(Dataset items)
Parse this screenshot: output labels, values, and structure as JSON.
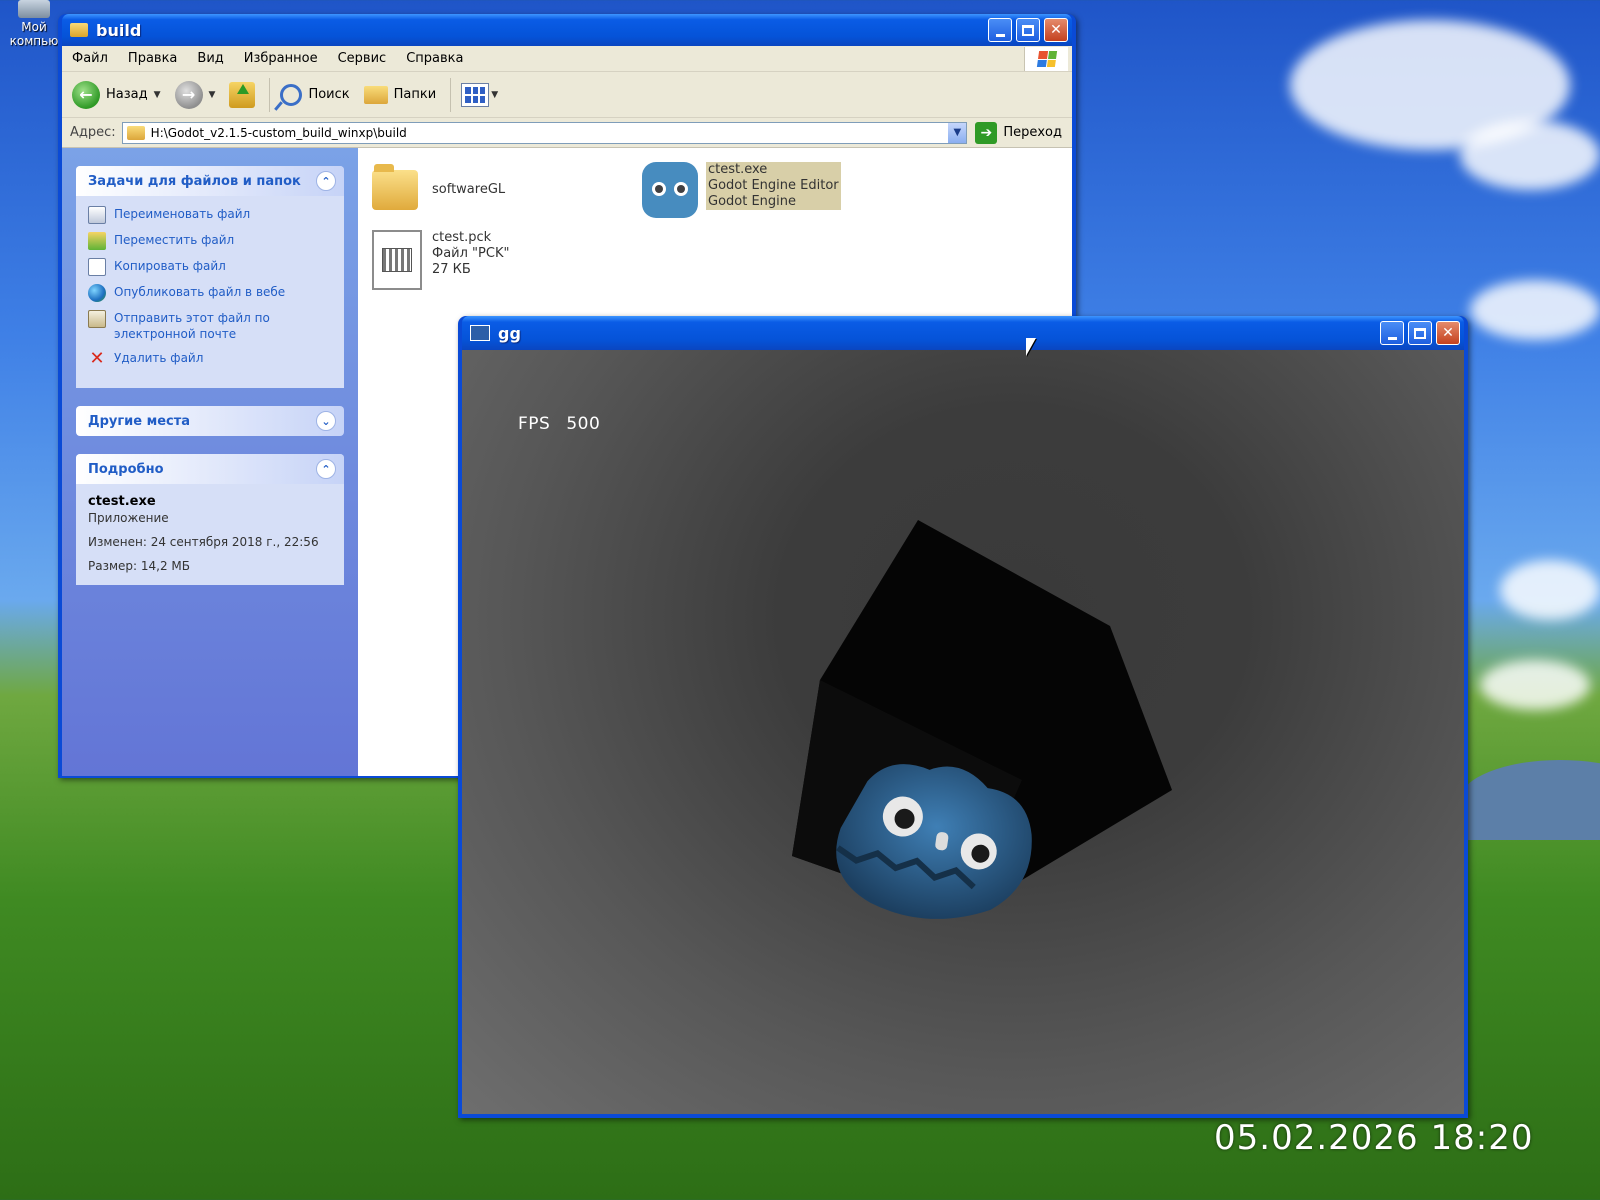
{
  "desktop": {
    "icon_label_line1": "Мой",
    "icon_label_line2": "компью"
  },
  "explorer": {
    "title": "build",
    "menu": [
      "Файл",
      "Правка",
      "Вид",
      "Избранное",
      "Сервис",
      "Справка"
    ],
    "toolbar": {
      "back_label": "Назад",
      "search_label": "Поиск",
      "folders_label": "Папки"
    },
    "address": {
      "label": "Адрес:",
      "value": "H:\\Godot_v2.1.5-custom_build_winxp\\build",
      "go_label": "Переход"
    },
    "tasks_panel": {
      "title": "Задачи для файлов и папок",
      "items": [
        {
          "label": "Переименовать файл",
          "icon": "rename-icon"
        },
        {
          "label": "Переместить файл",
          "icon": "move-icon"
        },
        {
          "label": "Копировать файл",
          "icon": "copy-icon"
        },
        {
          "label": "Опубликовать файл в вебе",
          "icon": "globe-icon"
        },
        {
          "label": "Отправить этот файл по электронной почте",
          "icon": "email-icon"
        },
        {
          "label": "Удалить файл",
          "icon": "delete-icon"
        }
      ]
    },
    "other_places_panel": {
      "title": "Другие места"
    },
    "details_panel": {
      "title": "Подробно",
      "name": "ctest.exe",
      "type": "Приложение",
      "modified": "Изменен: 24 сентября 2018 г., 22:56",
      "size": "Размер: 14,2 МБ"
    },
    "files": [
      {
        "name": "softwareGL",
        "icon": "folder-icon"
      },
      {
        "name": "ctest.exe",
        "line2": "Godot Engine Editor",
        "line3": "Godot Engine",
        "icon": "godot-icon",
        "selected": true
      },
      {
        "name": "ctest.pck",
        "line2": "Файл \"PCK\"",
        "line3": "27 КБ",
        "icon": "pck-file-icon"
      }
    ]
  },
  "game_window": {
    "title": "gg",
    "fps_label": "FPS",
    "fps_value": "500"
  },
  "timestamp": "05.02.2026 18:20",
  "colors": {
    "xp_blue": "#0a4ad6",
    "task_link": "#215dc6",
    "godot_blue": "#478cbf"
  }
}
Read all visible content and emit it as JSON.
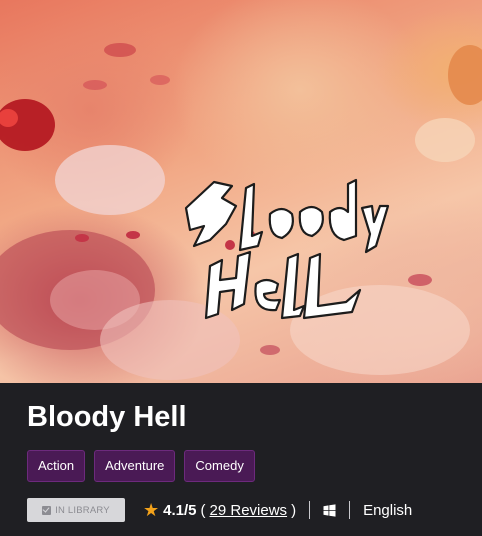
{
  "game": {
    "logo_text": "Bloody Hell",
    "title": "Bloody Hell",
    "tags": [
      "Action",
      "Adventure",
      "Comedy"
    ],
    "library_status": "IN LIBRARY",
    "rating": "4.1/5",
    "paren_open": "(",
    "reviews_label": "29 Reviews",
    "paren_close": ")",
    "platform_icon": "windows-icon",
    "language": "English"
  },
  "colors": {
    "background": "#1f1f23",
    "tag_fill": "#4a1a55",
    "tag_border": "#6d2a7d",
    "star": "#f3a21b",
    "library_button": "#d7d7da"
  }
}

_What you need to do_
Copy the material exactly. Do not include the pictures.

_Expected answer_
Parse this screenshot: output labels, values, and structure as JSON.
{
  "desktop": {
    "icon_label_line1": "Мой",
    "icon_label_line2": "компью"
  },
  "explorer": {
    "title": "build",
    "menu": [
      "Файл",
      "Правка",
      "Вид",
      "Избранное",
      "Сервис",
      "Справка"
    ],
    "toolbar": {
      "back_label": "Назад",
      "search_label": "Поиск",
      "folders_label": "Папки"
    },
    "address": {
      "label": "Адрес:",
      "value": "H:\\Godot_v2.1.5-custom_build_winxp\\build",
      "go_label": "Переход"
    },
    "tasks_panel": {
      "title": "Задачи для файлов и папок",
      "items": [
        {
          "label": "Переименовать файл",
          "icon": "rename-icon"
        },
        {
          "label": "Переместить файл",
          "icon": "move-icon"
        },
        {
          "label": "Копировать файл",
          "icon": "copy-icon"
        },
        {
          "label": "Опубликовать файл в вебе",
          "icon": "globe-icon"
        },
        {
          "label": "Отправить этот файл по электронной почте",
          "icon": "email-icon"
        },
        {
          "label": "Удалить файл",
          "icon": "delete-icon"
        }
      ]
    },
    "other_places_panel": {
      "title": "Другие места"
    },
    "details_panel": {
      "title": "Подробно",
      "name": "ctest.exe",
      "type": "Приложение",
      "modified": "Изменен: 24 сентября 2018 г., 22:56",
      "size": "Размер: 14,2 МБ"
    },
    "files": [
      {
        "name": "softwareGL",
        "icon": "folder-icon"
      },
      {
        "name": "ctest.exe",
        "line2": "Godot Engine Editor",
        "line3": "Godot Engine",
        "icon": "godot-icon",
        "selected": true
      },
      {
        "name": "ctest.pck",
        "line2": "Файл \"PCK\"",
        "line3": "27 КБ",
        "icon": "pck-file-icon"
      }
    ]
  },
  "game_window": {
    "title": "gg",
    "fps_label": "FPS",
    "fps_value": "500"
  },
  "timestamp": "05.02.2026 18:20",
  "colors": {
    "xp_blue": "#0a4ad6",
    "task_link": "#215dc6",
    "godot_blue": "#478cbf"
  }
}
Read all visible content and emit it as JSON.
{
  "game": {
    "logo_text": "Bloody Hell",
    "title": "Bloody Hell",
    "tags": [
      "Action",
      "Adventure",
      "Comedy"
    ],
    "library_status": "IN LIBRARY",
    "rating": "4.1/5",
    "paren_open": "(",
    "reviews_label": "29 Reviews",
    "paren_close": ")",
    "platform_icon": "windows-icon",
    "language": "English"
  },
  "colors": {
    "background": "#1f1f23",
    "tag_fill": "#4a1a55",
    "tag_border": "#6d2a7d",
    "star": "#f3a21b",
    "library_button": "#d7d7da"
  }
}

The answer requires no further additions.